» **Trecho**:
>>>
Há algo de precioso na psicologia de uma ilha, potencializado ainda no nosso caso, quando a ilha é uma espécie de satélite flutuante de uma grande metrópole. Um lugar completamente fora do tempo, do ritmo acelerado da cidade, dos carros, do lucro. Paquetá não tem carros, e, ao que parece, Paquetá não dá lucro.

Ainda assim, tão distante do Rio de Janeiro quanto um bairro poderia ser, estamos há apenas 17 km do seu centro nervoso, somos o passado e um futuro possível da cidade que já foi – e quem sabe ainda volte a ser – maravilhosa.




Somos um poderoso espelho de tempos distantes, temos vocação pra utopia, ainda que sob a enganosa aparência de decadência. Somos a cidade maravilhosa na essência, negando a maquiagem da aparência.

E com tudo isso, ou talvez por tudo isso, fomos condenados. A empresa que ganhou de um juiz o direito de legislar sobre nossos horários, sobre nossos ires e vires, quer nos penalizar com uma morte rápida, mas nós resolvemos não aceitar.

Os antigos charreteiros de Paquetá hoje dirigem modernos carrinhos elétricos. Seus cavalos de estimação foram trocados por baterias que morrem a cada par de anos. Adquiriram novas, coisa de 8 mil reais o kit, e agora não se sabe como será possível pagar o prejuízo de morar em um bairro que não dá lucro.
<<<
» **Registros fornecidos**:
>>>
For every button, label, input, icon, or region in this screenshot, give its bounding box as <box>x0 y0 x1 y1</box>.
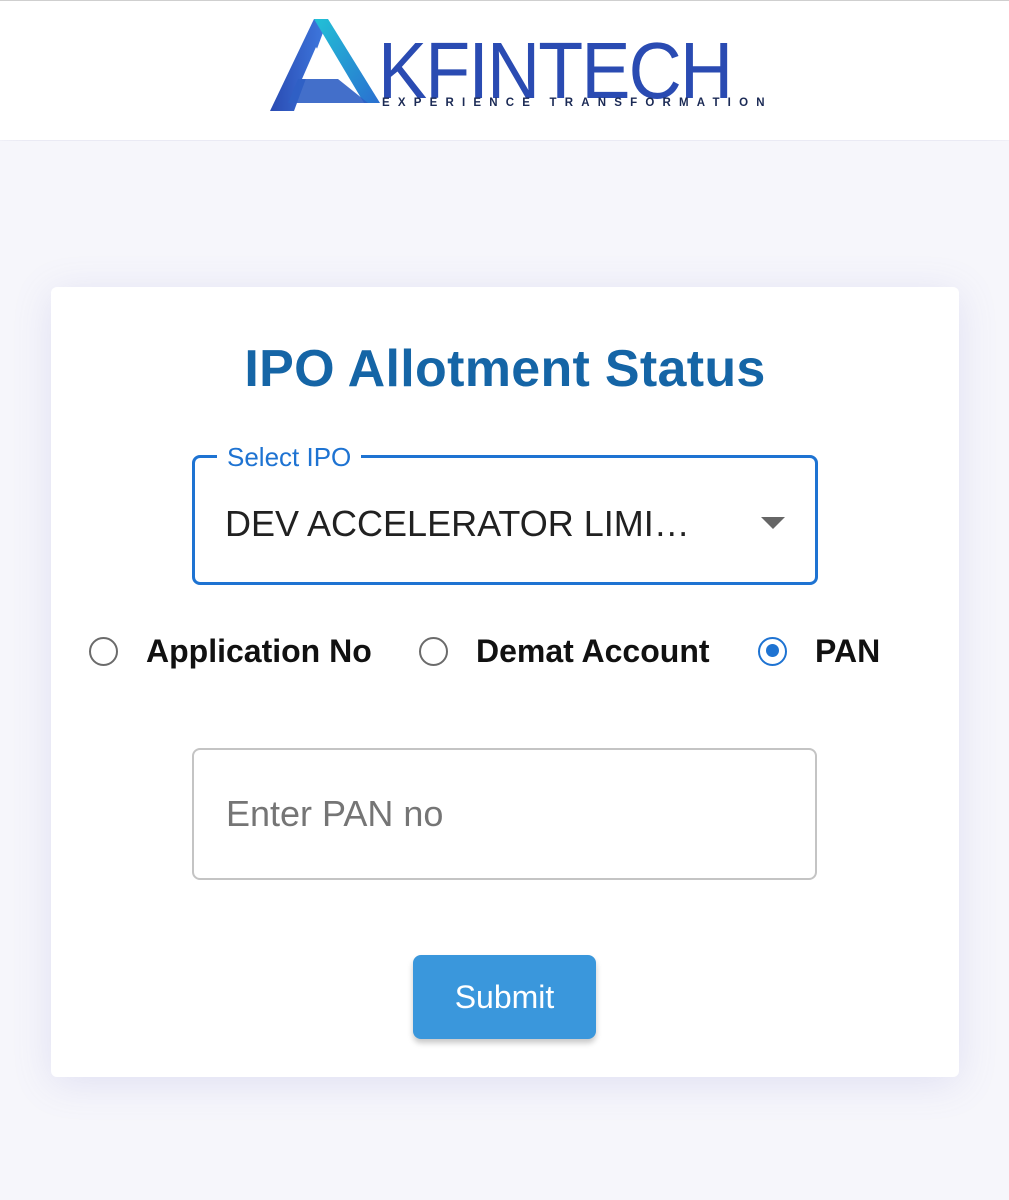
radio-label-pan: PAN <box>815 632 881 669</box>
radio-button-pan[interactable] <box>758 636 787 666</box>
radio-button-application-no[interactable] <box>89 636 118 666</box>
select-ipo-label: Select IPO <box>217 440 362 474</box>
radio-pan[interactable]: PAN <box>758 631 880 671</box>
submit-button[interactable]: Submit <box>413 955 596 1039</box>
site-header: KFINTECH EXPERIENCE TRANSFORMATION <box>0 0 1009 140</box>
kfintech-logo-mark-icon <box>270 19 380 111</box>
logo-tagline: EXPERIENCE TRANSFORMATION <box>382 97 773 109</box>
select-ipo-dropdown[interactable]: Select IPO DEV ACCELERATOR LIMI… <box>192 440 818 585</box>
search-type-radio-group: Application No Demat Account PAN <box>89 631 949 671</box>
radio-button-demat-account[interactable] <box>419 636 448 666</box>
radio-application-no[interactable]: Application No <box>89 631 372 671</box>
select-ipo-value: DEV ACCELERATOR LIMI… <box>225 503 690 544</box>
dropdown-arrow-icon[interactable] <box>761 517 785 529</box>
allotment-form-card: IPO Allotment Status Select IPO DEV ACCE… <box>51 287 959 1077</box>
radio-demat-account[interactable]: Demat Account <box>419 631 710 671</box>
page-title: IPO Allotment Status <box>244 340 766 398</box>
kfintech-logo[interactable]: KFINTECH EXPERIENCE TRANSFORMATION <box>268 17 765 117</box>
radio-label-application-no: Application No <box>146 632 372 669</box>
radio-label-demat-account: Demat Account <box>476 632 710 669</box>
pan-number-input[interactable] <box>192 748 817 880</box>
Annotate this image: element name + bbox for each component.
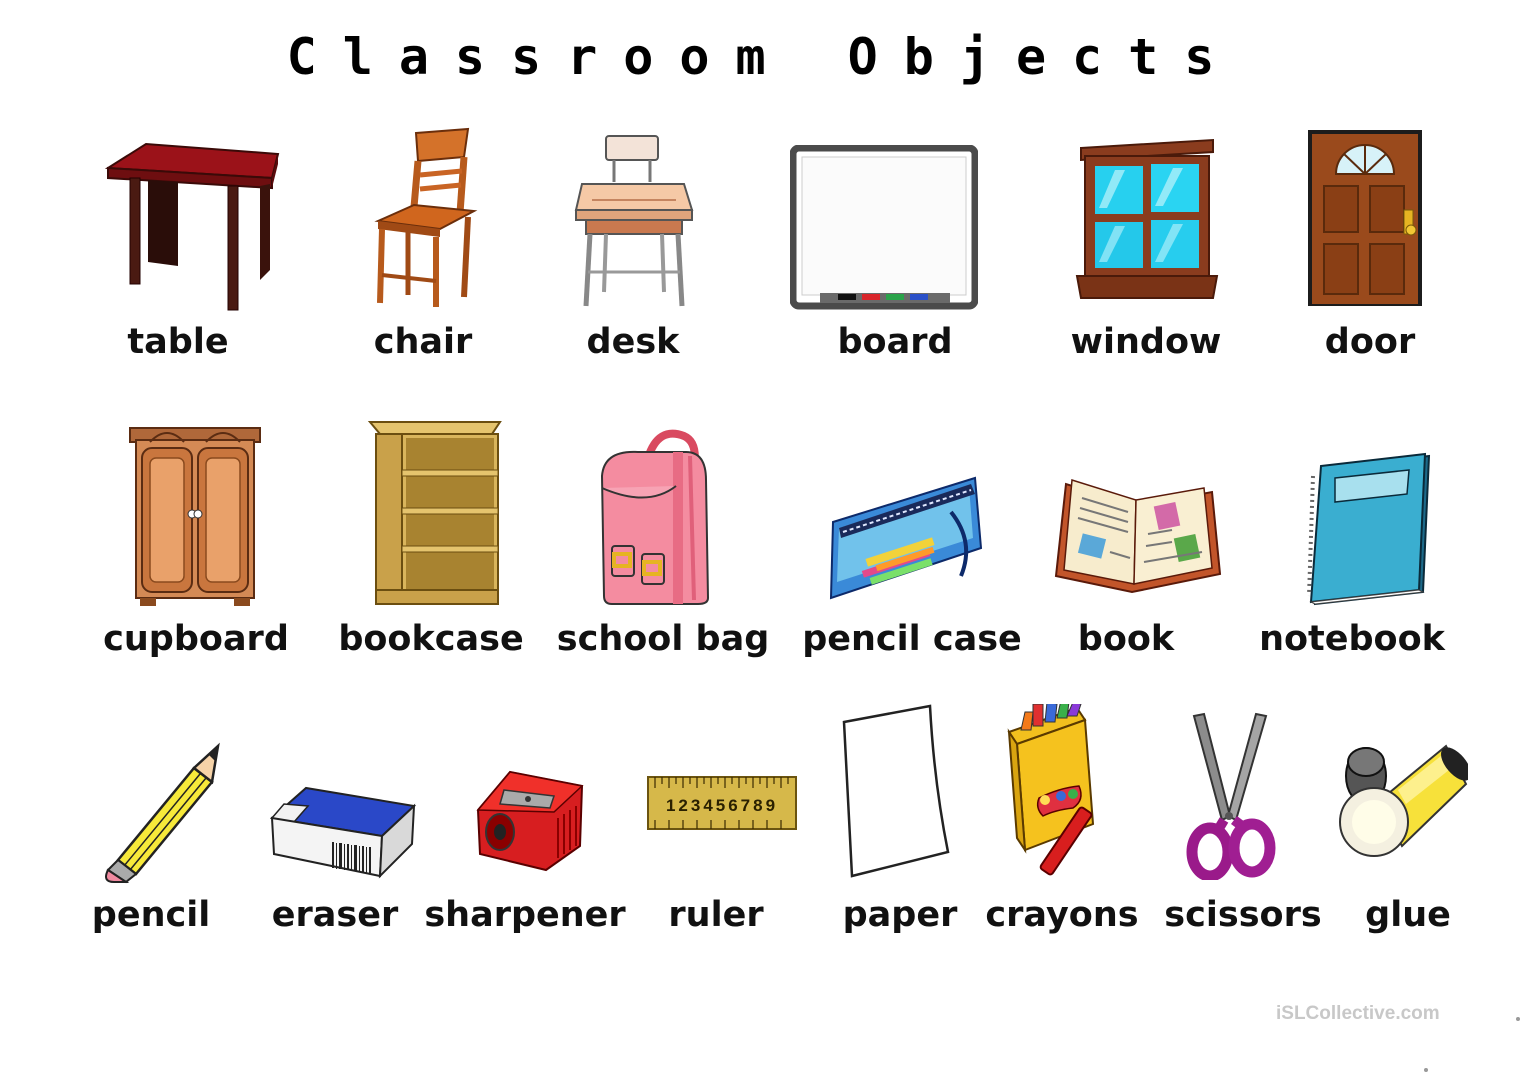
school-bag-icon xyxy=(600,429,710,605)
label-cupboard: cupboard xyxy=(103,619,289,659)
label-paper: paper xyxy=(842,895,958,935)
label-chair: chair xyxy=(373,322,473,362)
label-school-bag: school bag xyxy=(556,619,770,659)
label-book: book xyxy=(1077,619,1175,659)
window-icon xyxy=(1075,138,1219,299)
book-icon xyxy=(1054,479,1222,594)
label-notebook: notebook xyxy=(1259,619,1445,659)
door-icon xyxy=(1308,130,1422,306)
label-door: door xyxy=(1324,322,1416,362)
crayons-icon xyxy=(1007,704,1095,876)
bottom-dot xyxy=(1424,1068,1428,1072)
label-board: board xyxy=(837,322,953,362)
pencil-case-icon xyxy=(829,476,983,600)
table-icon xyxy=(104,142,280,311)
label-desk: desk xyxy=(586,322,680,362)
eraser-icon xyxy=(270,786,417,879)
pencil-icon xyxy=(105,742,220,884)
glue-icon xyxy=(1339,744,1468,857)
chair-icon xyxy=(374,127,478,307)
notebook-icon xyxy=(1307,452,1431,606)
label-crayons: crayons xyxy=(985,895,1139,935)
label-window: window xyxy=(1070,322,1222,362)
watermark: iSLCollective.com xyxy=(1276,1003,1440,1024)
label-glue: glue xyxy=(1365,895,1451,935)
ruler-icon: 123456789 xyxy=(647,776,797,830)
scissors-icon xyxy=(1186,712,1276,880)
label-pencil: pencil xyxy=(91,895,211,935)
sharpener-icon xyxy=(476,770,584,872)
paper-icon xyxy=(842,704,950,878)
bookcase-icon xyxy=(367,421,502,605)
label-scissors: scissors xyxy=(1164,895,1322,935)
label-table: table xyxy=(127,322,229,362)
page-title: Classroom Objects xyxy=(286,28,1241,86)
cupboard-icon xyxy=(129,427,261,606)
label-eraser: eraser xyxy=(271,895,399,935)
board-icon xyxy=(790,145,978,310)
label-pencil-case: pencil case xyxy=(802,619,1022,659)
desk-icon xyxy=(574,135,694,307)
label-bookcase: bookcase xyxy=(338,619,524,659)
corner-dot xyxy=(1516,1017,1520,1021)
label-sharpener: sharpener xyxy=(424,895,626,935)
label-ruler: ruler xyxy=(668,895,764,935)
ruler-digits: 123456789 xyxy=(666,796,778,815)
<<<
» **O que fazer**:
**a)** Traduza para o inglês a seguinte frase do trecho sobre Paquetá: "Paquetá não tem carros, e, ao que parece, Paquetá não dá lucro."
**b)** Edite a listagem, começando pela linha que contém "school-bag-icon xyxy=(600,429,710,605)" e seguindo até a linha que contém "page-title: Classroom Objects", trocando "window" por "janela" e mantendo todo o resto inalterado. Apresente somente essas linhas.

» **Soluções das tarefas**:
**a)** Paquetá has no cars, and, it seems, Paquetá does not turn a profit.

**b)**
school-bag-icon xyxy=(600,429,710,605)
label-cupboard: cupboard xyxy=(103,619,289,659)
label-paper: paper xyxy=(842,895,958,935)
label-chair: chair xyxy=(373,322,473,362)
label-school-bag: school bag xyxy=(556,619,770,659)
label-book: book xyxy=(1077,619,1175,659)
janela-icon xyxy=(1075,138,1219,299)
book-icon xyxy=(1054,479,1222,594)
label-notebook: notebook xyxy=(1259,619,1445,659)
door-icon xyxy=(1308,130,1422,306)
label-door: door xyxy=(1324,322,1416,362)
crayons-icon xyxy=(1007,704,1095,876)
bottom-dot xyxy=(1424,1068,1428,1072)
label-board: board xyxy=(837,322,953,362)
pencil-case-icon xyxy=(829,476,983,600)
table-icon xyxy=(104,142,280,311)
label-desk: desk xyxy=(586,322,680,362)
eraser-icon xyxy=(270,786,417,879)
pencil-icon xyxy=(105,742,220,884)
glue-icon xyxy=(1339,744,1468,857)
chair-icon xyxy=(374,127,478,307)
notebook-icon xyxy=(1307,452,1431,606)
label-crayons: crayons xyxy=(985,895,1139,935)
label-janela: janela xyxy=(1070,322,1222,362)
watermark: iSLCollective.com xyxy=(1276,1003,1440,1024)
label-glue: glue xyxy=(1365,895,1451,935)
ruler-icon: 123456789 xyxy=(647,776,797,830)
scissors-icon xyxy=(1186,712,1276,880)
label-pencil: pencil xyxy=(91,895,211,935)
sharpener-icon xyxy=(476,770,584,872)
paper-icon xyxy=(842,704,950,878)
bookcase-icon xyxy=(367,421,502,605)
label-scissors: scissors xyxy=(1164,895,1322,935)
label-table: table xyxy=(127,322,229,362)
page-title: Classroom Objects xyxy=(286,28,1241,86)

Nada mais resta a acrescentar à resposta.